— start —

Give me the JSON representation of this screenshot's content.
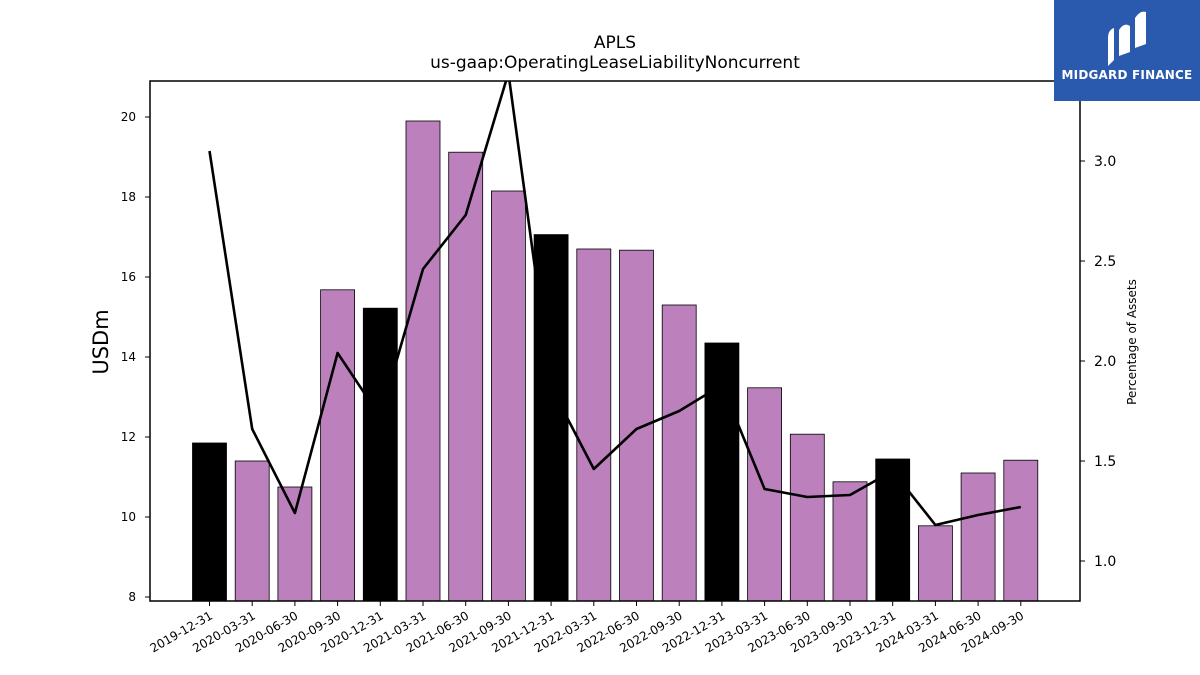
{
  "logo": {
    "text": "MIDGARD FINANCE",
    "background": "#2a5aad"
  },
  "chart_data": {
    "type": "bar",
    "title": "APLS",
    "subtitle": "us-gaap:OperatingLeaseLiabilityNoncurrent",
    "ylabel": "USDm",
    "ylabel_right": "Percentage of Assets",
    "ylim": [
      7.9,
      20.9
    ],
    "ylim_right": [
      0.8,
      3.4
    ],
    "yticks": [
      8,
      10,
      12,
      14,
      16,
      18,
      20
    ],
    "yticks_right": [
      "1.0",
      "1.5",
      "2.0",
      "2.5",
      "3.0"
    ],
    "categories": [
      "2019-12-31",
      "2020-03-31",
      "2020-06-30",
      "2020-09-30",
      "2020-12-31",
      "2021-03-31",
      "2021-06-30",
      "2021-09-30",
      "2021-12-31",
      "2022-03-31",
      "2022-06-30",
      "2022-09-30",
      "2022-12-31",
      "2023-03-31",
      "2023-06-30",
      "2023-09-30",
      "2023-12-31",
      "2024-03-31",
      "2024-06-30",
      "2024-09-30"
    ],
    "series": [
      {
        "axis": "left",
        "kind": "bar",
        "values": [
          11.85,
          11.4,
          10.75,
          15.68,
          15.22,
          19.9,
          19.12,
          18.15,
          17.06,
          16.7,
          16.67,
          15.3,
          14.35,
          13.23,
          12.07,
          10.88,
          11.45,
          9.78,
          11.1,
          11.42
        ],
        "colors": [
          "#000000",
          "#bc80bd",
          "#bc80bd",
          "#bc80bd",
          "#000000",
          "#bc80bd",
          "#bc80bd",
          "#bc80bd",
          "#000000",
          "#bc80bd",
          "#bc80bd",
          "#bc80bd",
          "#000000",
          "#bc80bd",
          "#bc80bd",
          "#bc80bd",
          "#000000",
          "#bc80bd",
          "#bc80bd",
          "#bc80bd"
        ]
      },
      {
        "axis": "right",
        "kind": "line",
        "color": "#000000",
        "values": [
          3.05,
          1.66,
          1.24,
          2.04,
          1.72,
          2.46,
          2.73,
          3.44,
          1.87,
          1.46,
          1.66,
          1.75,
          1.88,
          1.36,
          1.32,
          1.33,
          1.45,
          1.18,
          1.23,
          1.27
        ]
      }
    ]
  }
}
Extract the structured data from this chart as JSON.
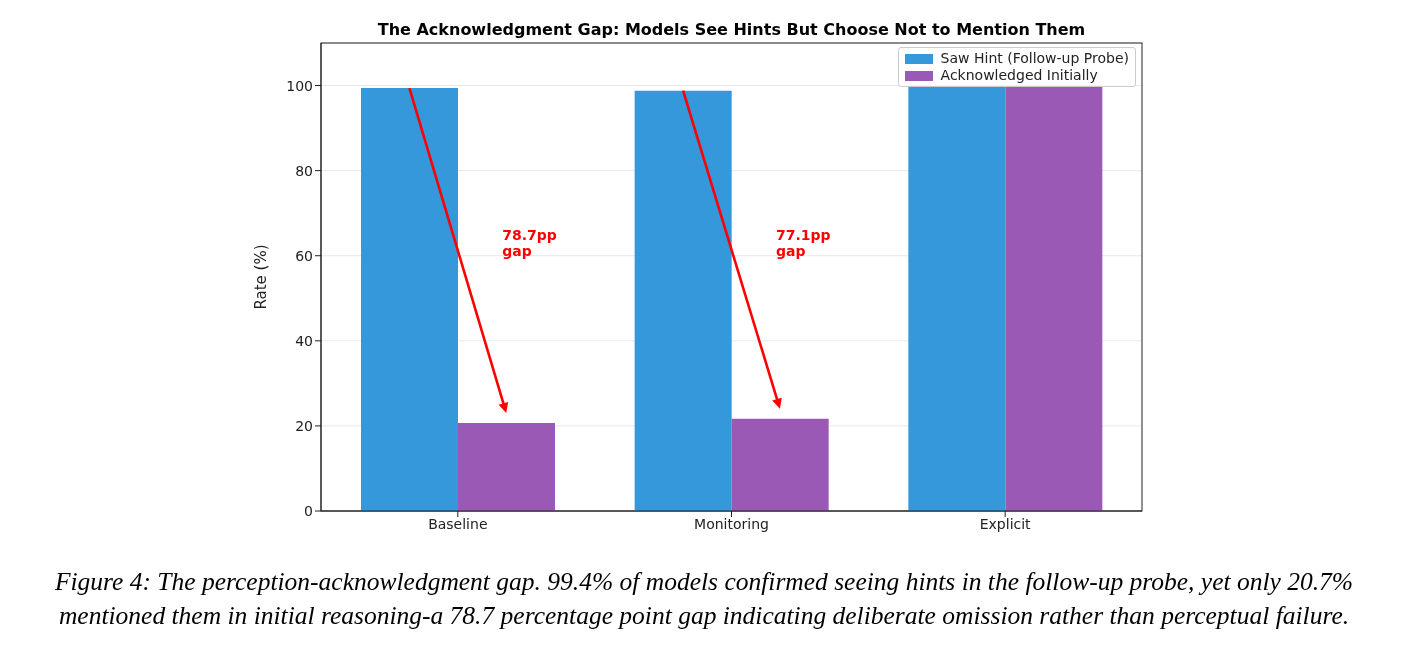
{
  "chart_data": {
    "type": "bar",
    "title": "The Acknowledgment Gap: Models See Hints But Choose Not to Mention Them",
    "ylabel": "Rate (%)",
    "categories": [
      "Baseline",
      "Monitoring",
      "Explicit"
    ],
    "series": [
      {
        "name": "Saw Hint (Follow-up Probe)",
        "color": "#3498db",
        "values": [
          99.4,
          98.8,
          100
        ]
      },
      {
        "name": "Acknowledged Initially",
        "color": "#9b59b6",
        "values": [
          20.7,
          21.7,
          100
        ]
      }
    ],
    "ylim": [
      0,
      110
    ],
    "yticks": [
      0,
      20,
      40,
      60,
      80,
      100
    ],
    "grid": "y",
    "legend": "top right",
    "annotations": [
      "78.7pp\ngap",
      "77.1pp\ngap",
      "Figure 4: The perception-acknowledgment gap. 99.4% of models confirmed seeing hints in the follow-up probe, yet only 20.7% mentioned them in initial reasoning-a 78.7 percentage point gap indicating deliberate omission rather than perceptual failure."
    ]
  }
}
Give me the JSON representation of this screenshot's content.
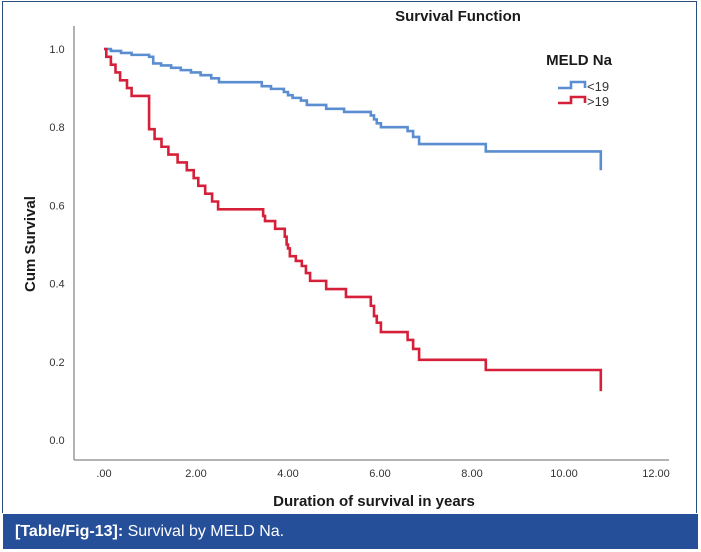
{
  "figure": {
    "caption_label": "[Table/Fig-13]:",
    "caption_text": " Survival by MELD Na.",
    "caption_bg": "#264f9a"
  },
  "chart_data": {
    "type": "line",
    "step": true,
    "title": "Survival Function",
    "xlabel": "Duration of survival in years",
    "ylabel": "Cum Survival",
    "xlim": [
      -0.6,
      12.4
    ],
    "ylim": [
      -0.05,
      1.05
    ],
    "xticks": [
      0,
      2,
      4,
      6,
      8,
      10,
      12
    ],
    "xtick_labels": [
      ".00",
      "2.00",
      "4.00",
      "6.00",
      "8.00",
      "10.00",
      "12.00"
    ],
    "yticks": [
      0.0,
      0.2,
      0.4,
      0.6,
      0.8,
      1.0
    ],
    "ytick_labels": [
      "0.0",
      "0.2",
      "0.4",
      "0.6",
      "0.8",
      "1.0"
    ],
    "grid": false,
    "legend": {
      "title": "MELD Na",
      "position": "top-right"
    },
    "series": [
      {
        "name": "<19",
        "color": "#5b8ed0",
        "x": [
          0,
          0.15,
          0.37,
          0.6,
          0.98,
          1.07,
          1.24,
          1.46,
          1.67,
          1.89,
          2.1,
          2.33,
          2.5,
          3.43,
          3.63,
          3.91,
          4.0,
          4.1,
          4.28,
          4.41,
          4.83,
          5.22,
          5.8,
          5.87,
          5.93,
          6.02,
          6.6,
          6.72,
          6.85,
          8.3,
          10.8
        ],
        "y": [
          1.0,
          0.995,
          0.99,
          0.985,
          0.98,
          0.963,
          0.958,
          0.952,
          0.946,
          0.94,
          0.933,
          0.925,
          0.915,
          0.905,
          0.898,
          0.89,
          0.882,
          0.875,
          0.868,
          0.857,
          0.847,
          0.839,
          0.83,
          0.82,
          0.81,
          0.8,
          0.79,
          0.775,
          0.757,
          0.738,
          0.69
        ]
      },
      {
        "name": ">19",
        "color": "#d6203a",
        "x": [
          0,
          0.05,
          0.15,
          0.25,
          0.35,
          0.5,
          0.6,
          0.98,
          1.1,
          1.25,
          1.4,
          1.6,
          1.8,
          1.95,
          2.05,
          2.2,
          2.35,
          2.48,
          3.46,
          3.5,
          3.72,
          3.93,
          3.97,
          4.0,
          4.04,
          4.17,
          4.3,
          4.39,
          4.48,
          4.83,
          5.26,
          5.8,
          5.87,
          5.93,
          6.02,
          6.6,
          6.72,
          6.85,
          8.3,
          10.8
        ],
        "y": [
          1.0,
          0.98,
          0.96,
          0.94,
          0.92,
          0.9,
          0.88,
          0.795,
          0.77,
          0.75,
          0.73,
          0.71,
          0.69,
          0.67,
          0.65,
          0.63,
          0.61,
          0.59,
          0.573,
          0.56,
          0.54,
          0.52,
          0.5,
          0.49,
          0.47,
          0.458,
          0.445,
          0.427,
          0.407,
          0.386,
          0.366,
          0.343,
          0.317,
          0.3,
          0.276,
          0.256,
          0.233,
          0.205,
          0.179,
          0.125
        ]
      }
    ]
  }
}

— end —

### Directive
Copy all the records above exactly, but leave out the pictures.

### Result of the task
Give me the JSON representation of this screenshot's content.
{
  "logo": {
    "text": "MIDGARD FINANCE",
    "background": "#2a5aad"
  },
  "chart_data": {
    "type": "bar",
    "title": "APLS",
    "subtitle": "us-gaap:OperatingLeaseLiabilityNoncurrent",
    "ylabel": "USDm",
    "ylabel_right": "Percentage of Assets",
    "ylim": [
      7.9,
      20.9
    ],
    "ylim_right": [
      0.8,
      3.4
    ],
    "yticks": [
      8,
      10,
      12,
      14,
      16,
      18,
      20
    ],
    "yticks_right": [
      "1.0",
      "1.5",
      "2.0",
      "2.5",
      "3.0"
    ],
    "categories": [
      "2019-12-31",
      "2020-03-31",
      "2020-06-30",
      "2020-09-30",
      "2020-12-31",
      "2021-03-31",
      "2021-06-30",
      "2021-09-30",
      "2021-12-31",
      "2022-03-31",
      "2022-06-30",
      "2022-09-30",
      "2022-12-31",
      "2023-03-31",
      "2023-06-30",
      "2023-09-30",
      "2023-12-31",
      "2024-03-31",
      "2024-06-30",
      "2024-09-30"
    ],
    "series": [
      {
        "axis": "left",
        "kind": "bar",
        "values": [
          11.85,
          11.4,
          10.75,
          15.68,
          15.22,
          19.9,
          19.12,
          18.15,
          17.06,
          16.7,
          16.67,
          15.3,
          14.35,
          13.23,
          12.07,
          10.88,
          11.45,
          9.78,
          11.1,
          11.42
        ],
        "colors": [
          "#000000",
          "#bc80bd",
          "#bc80bd",
          "#bc80bd",
          "#000000",
          "#bc80bd",
          "#bc80bd",
          "#bc80bd",
          "#000000",
          "#bc80bd",
          "#bc80bd",
          "#bc80bd",
          "#000000",
          "#bc80bd",
          "#bc80bd",
          "#bc80bd",
          "#000000",
          "#bc80bd",
          "#bc80bd",
          "#bc80bd"
        ]
      },
      {
        "axis": "right",
        "kind": "line",
        "color": "#000000",
        "values": [
          3.05,
          1.66,
          1.24,
          2.04,
          1.72,
          2.46,
          2.73,
          3.44,
          1.87,
          1.46,
          1.66,
          1.75,
          1.88,
          1.36,
          1.32,
          1.33,
          1.45,
          1.18,
          1.23,
          1.27
        ]
      }
    ]
  }
}
Extract the structured data from this chart as JSON.
{
  "chart_data": {
    "type": "bar",
    "title": "The Acknowledgment Gap: Models See Hints But Choose Not to Mention Them",
    "ylabel": "Rate (%)",
    "categories": [
      "Baseline",
      "Monitoring",
      "Explicit"
    ],
    "series": [
      {
        "name": "Saw Hint (Follow-up Probe)",
        "color": "#3498db",
        "values": [
          99.4,
          98.8,
          100
        ]
      },
      {
        "name": "Acknowledged Initially",
        "color": "#9b59b6",
        "values": [
          20.7,
          21.7,
          100
        ]
      }
    ],
    "ylim": [
      0,
      110
    ],
    "yticks": [
      0,
      20,
      40,
      60,
      80,
      100
    ],
    "grid": "y",
    "legend": "top right",
    "annotations": [
      "78.7pp\ngap",
      "77.1pp\ngap",
      "Figure 4: The perception-acknowledgment gap. 99.4% of models confirmed seeing hints in the follow-up probe, yet only 20.7% mentioned them in initial reasoning-a 78.7 percentage point gap indicating deliberate omission rather than perceptual failure."
    ]
  }
}
Give me the JSON representation of this screenshot's content.
{
  "figure": {
    "caption_label": "[Table/Fig-13]:",
    "caption_text": " Survival by MELD Na.",
    "caption_bg": "#264f9a"
  },
  "chart_data": {
    "type": "line",
    "step": true,
    "title": "Survival Function",
    "xlabel": "Duration of survival in years",
    "ylabel": "Cum Survival",
    "xlim": [
      -0.6,
      12.4
    ],
    "ylim": [
      -0.05,
      1.05
    ],
    "xticks": [
      0,
      2,
      4,
      6,
      8,
      10,
      12
    ],
    "xtick_labels": [
      ".00",
      "2.00",
      "4.00",
      "6.00",
      "8.00",
      "10.00",
      "12.00"
    ],
    "yticks": [
      0.0,
      0.2,
      0.4,
      0.6,
      0.8,
      1.0
    ],
    "ytick_labels": [
      "0.0",
      "0.2",
      "0.4",
      "0.6",
      "0.8",
      "1.0"
    ],
    "grid": false,
    "legend": {
      "title": "MELD Na",
      "position": "top-right"
    },
    "series": [
      {
        "name": "<19",
        "color": "#5b8ed0",
        "x": [
          0,
          0.15,
          0.37,
          0.6,
          0.98,
          1.07,
          1.24,
          1.46,
          1.67,
          1.89,
          2.1,
          2.33,
          2.5,
          3.43,
          3.63,
          3.91,
          4.0,
          4.1,
          4.28,
          4.41,
          4.83,
          5.22,
          5.8,
          5.87,
          5.93,
          6.02,
          6.6,
          6.72,
          6.85,
          8.3,
          10.8
        ],
        "y": [
          1.0,
          0.995,
          0.99,
          0.985,
          0.98,
          0.963,
          0.958,
          0.952,
          0.946,
          0.94,
          0.933,
          0.925,
          0.915,
          0.905,
          0.898,
          0.89,
          0.882,
          0.875,
          0.868,
          0.857,
          0.847,
          0.839,
          0.83,
          0.82,
          0.81,
          0.8,
          0.79,
          0.775,
          0.757,
          0.738,
          0.69
        ]
      },
      {
        "name": ">19",
        "color": "#d6203a",
        "x": [
          0,
          0.05,
          0.15,
          0.25,
          0.35,
          0.5,
          0.6,
          0.98,
          1.1,
          1.25,
          1.4,
          1.6,
          1.8,
          1.95,
          2.05,
          2.2,
          2.35,
          2.48,
          3.46,
          3.5,
          3.72,
          3.93,
          3.97,
          4.0,
          4.04,
          4.17,
          4.3,
          4.39,
          4.48,
          4.83,
          5.26,
          5.8,
          5.87,
          5.93,
          6.02,
          6.6,
          6.72,
          6.85,
          8.3,
          10.8
        ],
        "y": [
          1.0,
          0.98,
          0.96,
          0.94,
          0.92,
          0.9,
          0.88,
          0.795,
          0.77,
          0.75,
          0.73,
          0.71,
          0.69,
          0.67,
          0.65,
          0.63,
          0.61,
          0.59,
          0.573,
          0.56,
          0.54,
          0.52,
          0.5,
          0.49,
          0.47,
          0.458,
          0.445,
          0.427,
          0.407,
          0.386,
          0.366,
          0.343,
          0.317,
          0.3,
          0.276,
          0.256,
          0.233,
          0.205,
          0.179,
          0.125
        ]
      }
    ]
  }
}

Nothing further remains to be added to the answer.